WHAT NEEDS TO BE DONE —
Copy all lines below exactly as written. Leave pictures out.

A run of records
------

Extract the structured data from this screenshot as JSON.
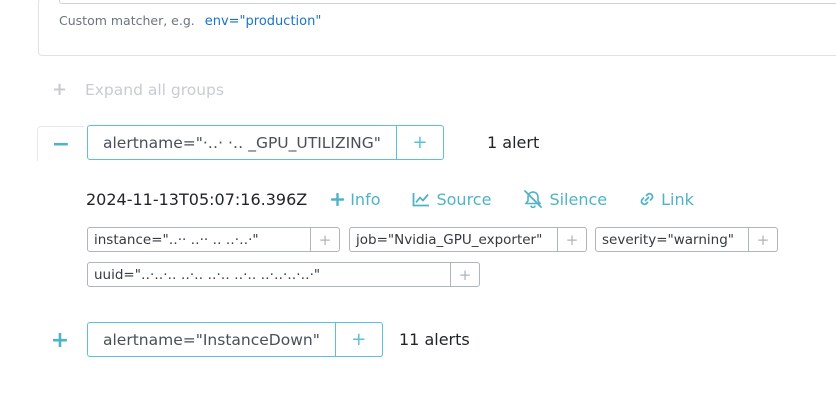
{
  "filter": {
    "hint_label": "Custom matcher, e.g.",
    "hint_example": "env=\"production\""
  },
  "expand_all": {
    "icon": "+",
    "label": "Expand all groups"
  },
  "groups": [
    {
      "toggle": "−",
      "expanded": true,
      "matcher_label": "alertname=\"·‥· ·‥ _GPU_UTILIZING\"",
      "add_symbol": "+",
      "count": "1 alert",
      "alert": {
        "timestamp": "2024-11-13T05:07:16.396Z",
        "actions": {
          "info": "Info",
          "source": "Source",
          "silence": "Silence",
          "link": "Link"
        },
        "labels": [
          "instance=\"‥·· ‥·· ‥ ‥·‥·\"",
          "job=\"Nvidia_GPU_exporter\"",
          "severity=\"warning\"",
          "uuid=\"‥·‥·‥ ‥·‥ ‥·‥ ‥·‥ ‥·‥·‥·‥·\""
        ],
        "label_add_symbol": "+"
      }
    },
    {
      "toggle": "+",
      "expanded": false,
      "matcher_label": "alertname=\"InstanceDown\"",
      "add_symbol": "+",
      "count": "11 alerts"
    }
  ],
  "colors": {
    "accent": "#4fb3c8",
    "matcher_border": "#5bc0d9",
    "muted": "#c8ccd0"
  }
}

------

RESULT —
Extract the structured data from this screenshot as JSON.
{
  "filter": {
    "hint_label": "Custom matcher, e.g.",
    "hint_example": "env=\"production\""
  },
  "expand_all": {
    "icon": "+",
    "label": "Expand all groups"
  },
  "groups": [
    {
      "toggle": "−",
      "expanded": true,
      "matcher_label": "alertname=\"·‥· ·‥ _GPU_UTILIZING\"",
      "add_symbol": "+",
      "count": "1 alert",
      "alert": {
        "timestamp": "2024-11-13T05:07:16.396Z",
        "actions": {
          "info": "Info",
          "source": "Source",
          "silence": "Silence",
          "link": "Link"
        },
        "labels": [
          "instance=\"‥·· ‥·· ‥ ‥·‥·\"",
          "job=\"Nvidia_GPU_exporter\"",
          "severity=\"warning\"",
          "uuid=\"‥·‥·‥ ‥·‥ ‥·‥ ‥·‥ ‥·‥·‥·‥·\""
        ],
        "label_add_symbol": "+"
      }
    },
    {
      "toggle": "+",
      "expanded": false,
      "matcher_label": "alertname=\"InstanceDown\"",
      "add_symbol": "+",
      "count": "11 alerts"
    }
  ],
  "colors": {
    "accent": "#4fb3c8",
    "matcher_border": "#5bc0d9",
    "muted": "#c8ccd0"
  }
}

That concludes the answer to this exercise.